Material for this exercise
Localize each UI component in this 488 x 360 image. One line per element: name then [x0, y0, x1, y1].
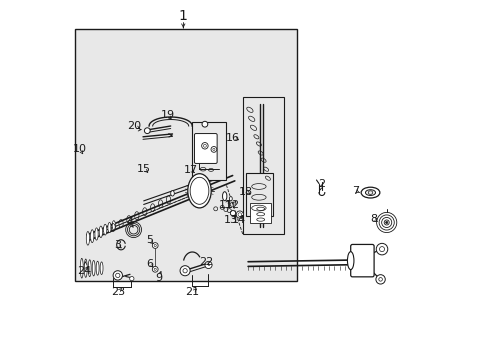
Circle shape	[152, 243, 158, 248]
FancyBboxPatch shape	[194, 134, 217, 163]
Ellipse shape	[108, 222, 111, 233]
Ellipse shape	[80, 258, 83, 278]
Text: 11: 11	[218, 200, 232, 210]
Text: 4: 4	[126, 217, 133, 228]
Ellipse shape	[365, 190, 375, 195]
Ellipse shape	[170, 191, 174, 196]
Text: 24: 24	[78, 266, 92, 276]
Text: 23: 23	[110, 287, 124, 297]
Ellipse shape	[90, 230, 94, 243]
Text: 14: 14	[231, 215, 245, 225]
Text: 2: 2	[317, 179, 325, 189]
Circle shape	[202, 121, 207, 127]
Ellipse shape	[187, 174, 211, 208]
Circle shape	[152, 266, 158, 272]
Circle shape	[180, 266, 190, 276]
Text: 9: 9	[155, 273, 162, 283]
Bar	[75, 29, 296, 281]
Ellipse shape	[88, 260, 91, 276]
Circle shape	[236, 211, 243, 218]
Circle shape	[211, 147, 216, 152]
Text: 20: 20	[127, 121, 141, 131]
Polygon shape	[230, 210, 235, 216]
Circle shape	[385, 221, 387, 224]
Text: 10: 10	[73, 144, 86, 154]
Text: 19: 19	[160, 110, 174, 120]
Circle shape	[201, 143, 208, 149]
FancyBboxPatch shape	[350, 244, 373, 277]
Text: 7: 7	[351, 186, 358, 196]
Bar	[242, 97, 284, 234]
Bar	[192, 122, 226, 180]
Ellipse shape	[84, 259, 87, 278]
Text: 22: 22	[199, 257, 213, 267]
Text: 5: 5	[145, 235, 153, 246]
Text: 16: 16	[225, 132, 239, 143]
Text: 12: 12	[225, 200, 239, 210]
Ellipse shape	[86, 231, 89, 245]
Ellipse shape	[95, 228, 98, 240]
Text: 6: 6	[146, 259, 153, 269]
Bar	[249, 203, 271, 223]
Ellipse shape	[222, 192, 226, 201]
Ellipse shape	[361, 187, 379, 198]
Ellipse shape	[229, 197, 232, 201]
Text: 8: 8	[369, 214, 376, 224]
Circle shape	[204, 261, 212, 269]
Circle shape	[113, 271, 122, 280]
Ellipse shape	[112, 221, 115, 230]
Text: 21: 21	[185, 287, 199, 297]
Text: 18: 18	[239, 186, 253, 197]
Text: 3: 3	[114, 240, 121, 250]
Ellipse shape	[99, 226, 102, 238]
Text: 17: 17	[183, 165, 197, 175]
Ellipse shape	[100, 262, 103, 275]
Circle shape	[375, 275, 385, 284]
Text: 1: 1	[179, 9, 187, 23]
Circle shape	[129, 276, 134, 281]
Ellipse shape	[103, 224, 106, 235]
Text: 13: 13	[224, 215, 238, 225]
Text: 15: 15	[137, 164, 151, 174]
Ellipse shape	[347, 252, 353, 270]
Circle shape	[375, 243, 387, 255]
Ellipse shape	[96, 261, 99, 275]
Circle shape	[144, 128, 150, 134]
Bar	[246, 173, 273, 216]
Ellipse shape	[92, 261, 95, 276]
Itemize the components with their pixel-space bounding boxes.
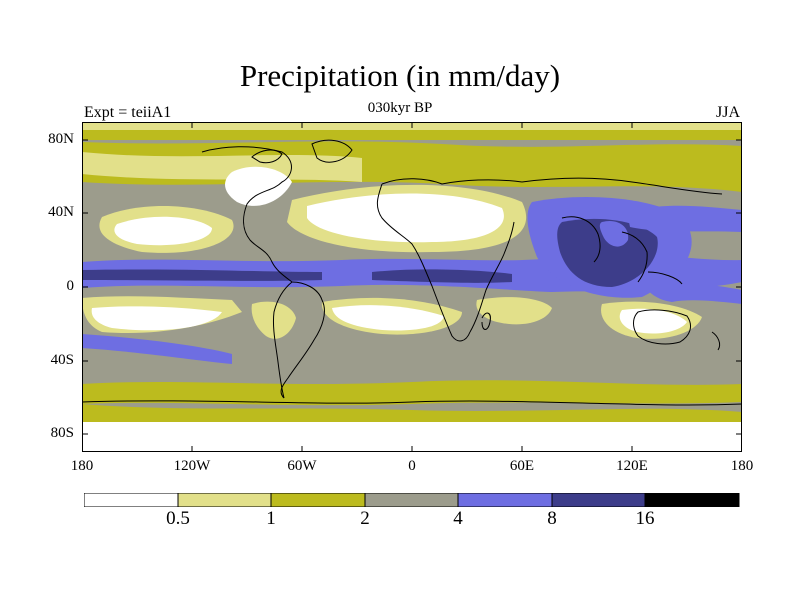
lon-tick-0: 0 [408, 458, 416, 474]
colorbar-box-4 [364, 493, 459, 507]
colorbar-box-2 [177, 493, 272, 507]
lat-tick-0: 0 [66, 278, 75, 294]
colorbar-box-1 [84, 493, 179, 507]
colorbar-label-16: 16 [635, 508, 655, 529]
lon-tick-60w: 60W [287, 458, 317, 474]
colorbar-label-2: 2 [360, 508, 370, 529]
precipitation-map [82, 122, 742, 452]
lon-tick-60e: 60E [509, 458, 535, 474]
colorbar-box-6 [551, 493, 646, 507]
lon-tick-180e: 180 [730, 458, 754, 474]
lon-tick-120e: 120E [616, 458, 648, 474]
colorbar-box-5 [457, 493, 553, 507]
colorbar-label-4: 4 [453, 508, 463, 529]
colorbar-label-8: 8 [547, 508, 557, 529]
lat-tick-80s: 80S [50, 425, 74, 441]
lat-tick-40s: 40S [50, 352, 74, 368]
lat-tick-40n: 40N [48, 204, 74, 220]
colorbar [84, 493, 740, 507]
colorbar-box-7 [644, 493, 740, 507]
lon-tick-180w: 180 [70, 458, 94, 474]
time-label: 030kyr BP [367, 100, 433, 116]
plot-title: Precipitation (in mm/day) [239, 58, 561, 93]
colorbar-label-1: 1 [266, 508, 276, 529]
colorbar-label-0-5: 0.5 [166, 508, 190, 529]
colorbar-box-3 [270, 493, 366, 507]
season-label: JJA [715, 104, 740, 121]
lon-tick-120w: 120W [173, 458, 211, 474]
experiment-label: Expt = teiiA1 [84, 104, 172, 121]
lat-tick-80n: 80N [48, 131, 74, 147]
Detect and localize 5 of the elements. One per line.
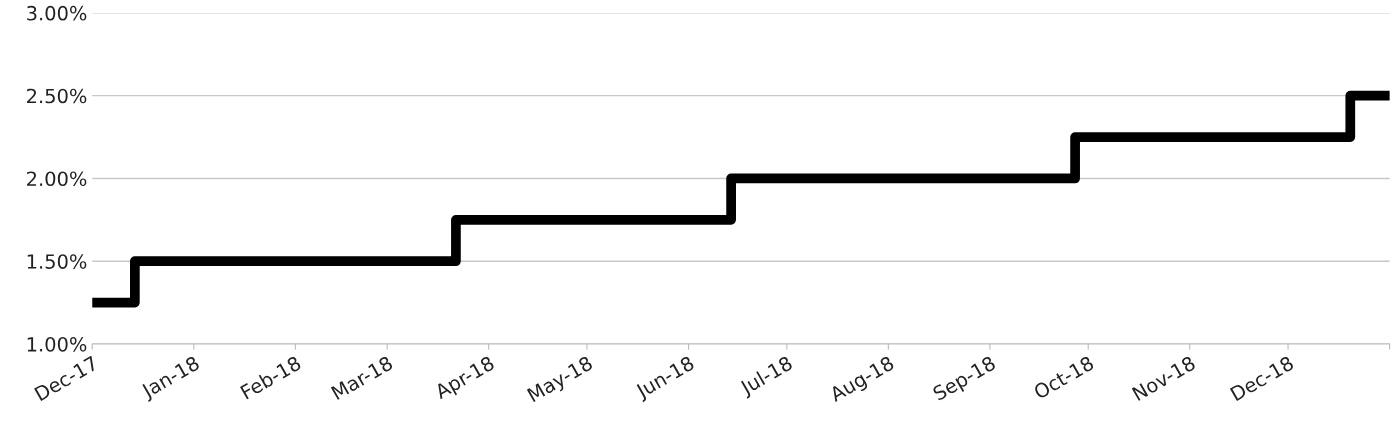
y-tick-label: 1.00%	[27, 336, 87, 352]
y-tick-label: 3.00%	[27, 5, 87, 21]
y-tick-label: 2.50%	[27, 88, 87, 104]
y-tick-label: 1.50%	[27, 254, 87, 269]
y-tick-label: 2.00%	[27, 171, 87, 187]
* * *
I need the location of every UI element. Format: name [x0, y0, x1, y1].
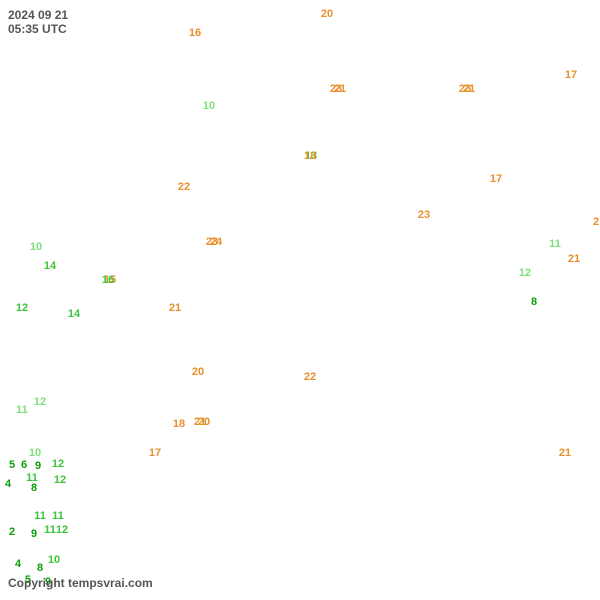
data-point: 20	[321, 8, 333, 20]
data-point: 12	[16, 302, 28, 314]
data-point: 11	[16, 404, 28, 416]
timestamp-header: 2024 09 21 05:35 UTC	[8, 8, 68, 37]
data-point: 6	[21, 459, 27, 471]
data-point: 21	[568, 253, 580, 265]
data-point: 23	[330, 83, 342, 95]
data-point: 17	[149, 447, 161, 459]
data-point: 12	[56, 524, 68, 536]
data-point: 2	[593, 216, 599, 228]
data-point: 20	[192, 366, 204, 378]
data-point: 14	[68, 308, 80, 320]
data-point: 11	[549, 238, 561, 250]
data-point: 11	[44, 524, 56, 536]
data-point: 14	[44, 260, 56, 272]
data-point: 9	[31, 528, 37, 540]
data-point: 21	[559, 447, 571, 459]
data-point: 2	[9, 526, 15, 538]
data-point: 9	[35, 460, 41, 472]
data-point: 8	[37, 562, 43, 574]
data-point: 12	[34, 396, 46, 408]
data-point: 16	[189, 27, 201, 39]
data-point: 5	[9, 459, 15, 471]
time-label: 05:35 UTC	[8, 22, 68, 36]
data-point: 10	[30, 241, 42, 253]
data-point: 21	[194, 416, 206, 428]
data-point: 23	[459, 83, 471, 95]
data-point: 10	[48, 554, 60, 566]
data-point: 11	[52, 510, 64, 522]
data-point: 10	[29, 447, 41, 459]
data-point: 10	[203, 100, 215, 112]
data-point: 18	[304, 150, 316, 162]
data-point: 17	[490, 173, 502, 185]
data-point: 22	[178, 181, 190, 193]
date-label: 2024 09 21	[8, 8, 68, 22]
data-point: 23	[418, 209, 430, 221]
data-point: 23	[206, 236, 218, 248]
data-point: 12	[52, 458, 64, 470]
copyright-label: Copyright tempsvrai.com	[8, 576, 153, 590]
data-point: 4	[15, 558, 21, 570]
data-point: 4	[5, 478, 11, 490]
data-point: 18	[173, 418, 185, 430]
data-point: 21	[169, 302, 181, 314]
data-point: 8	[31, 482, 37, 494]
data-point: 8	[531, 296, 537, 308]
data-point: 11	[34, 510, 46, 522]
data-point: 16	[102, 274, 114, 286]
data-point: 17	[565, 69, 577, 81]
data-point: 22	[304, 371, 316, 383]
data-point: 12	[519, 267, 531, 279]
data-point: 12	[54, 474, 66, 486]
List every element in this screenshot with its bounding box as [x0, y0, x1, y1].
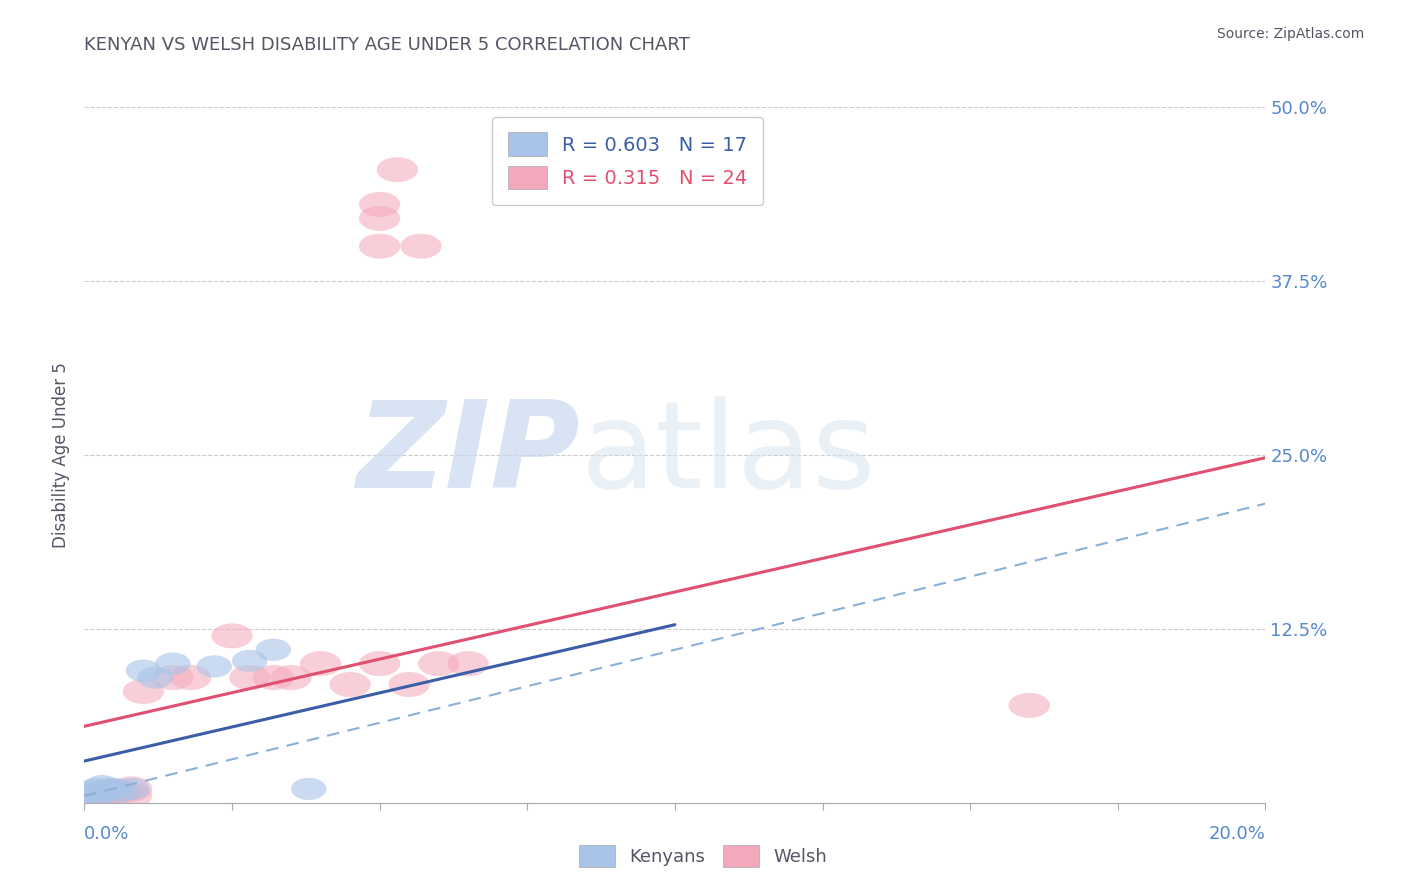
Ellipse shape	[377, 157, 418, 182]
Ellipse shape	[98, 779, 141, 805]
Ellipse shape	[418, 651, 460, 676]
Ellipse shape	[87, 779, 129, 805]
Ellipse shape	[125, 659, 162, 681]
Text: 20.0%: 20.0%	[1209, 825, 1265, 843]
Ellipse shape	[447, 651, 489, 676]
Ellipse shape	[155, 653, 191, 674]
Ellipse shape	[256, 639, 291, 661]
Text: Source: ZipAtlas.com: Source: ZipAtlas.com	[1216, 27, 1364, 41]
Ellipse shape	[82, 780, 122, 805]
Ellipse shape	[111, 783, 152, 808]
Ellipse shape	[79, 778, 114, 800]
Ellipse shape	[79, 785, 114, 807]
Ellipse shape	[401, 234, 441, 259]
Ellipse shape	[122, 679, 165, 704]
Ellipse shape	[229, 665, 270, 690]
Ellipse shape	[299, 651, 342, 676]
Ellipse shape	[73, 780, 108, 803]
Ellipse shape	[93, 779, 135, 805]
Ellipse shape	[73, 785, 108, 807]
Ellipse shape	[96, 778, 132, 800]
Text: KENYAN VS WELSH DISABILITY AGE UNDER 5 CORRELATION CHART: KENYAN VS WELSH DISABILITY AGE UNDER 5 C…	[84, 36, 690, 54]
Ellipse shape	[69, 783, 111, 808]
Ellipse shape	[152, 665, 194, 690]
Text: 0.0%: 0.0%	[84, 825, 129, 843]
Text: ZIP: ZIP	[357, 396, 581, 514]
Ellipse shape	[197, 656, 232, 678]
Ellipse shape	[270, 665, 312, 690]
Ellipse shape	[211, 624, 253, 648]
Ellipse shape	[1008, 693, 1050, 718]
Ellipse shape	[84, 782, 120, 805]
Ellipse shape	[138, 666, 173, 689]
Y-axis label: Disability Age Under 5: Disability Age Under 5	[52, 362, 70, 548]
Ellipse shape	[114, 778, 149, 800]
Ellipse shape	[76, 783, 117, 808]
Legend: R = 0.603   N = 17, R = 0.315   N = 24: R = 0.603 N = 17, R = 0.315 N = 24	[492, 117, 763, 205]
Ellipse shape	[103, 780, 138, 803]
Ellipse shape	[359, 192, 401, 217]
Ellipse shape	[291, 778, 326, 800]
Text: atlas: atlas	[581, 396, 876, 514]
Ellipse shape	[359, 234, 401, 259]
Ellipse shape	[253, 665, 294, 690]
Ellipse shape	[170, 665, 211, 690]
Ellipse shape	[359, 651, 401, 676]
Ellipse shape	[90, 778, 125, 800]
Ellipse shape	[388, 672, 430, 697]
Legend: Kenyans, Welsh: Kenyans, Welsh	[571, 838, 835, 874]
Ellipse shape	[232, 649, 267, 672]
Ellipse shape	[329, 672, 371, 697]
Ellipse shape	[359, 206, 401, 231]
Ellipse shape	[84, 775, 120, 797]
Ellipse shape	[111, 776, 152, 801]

Exercise description
Copy out every row above from the one containing "336, 87, 352]" down to the one containing "171, 87, 187]", including both of those rows.

Answer to this task
y-tick-label: 1.00%	[27, 336, 87, 352]
y-tick-label: 3.00%	[27, 5, 87, 21]
y-tick-label: 2.50%	[27, 88, 87, 104]
y-tick-label: 1.50%	[27, 254, 87, 269]
y-tick-label: 2.00%	[27, 171, 87, 187]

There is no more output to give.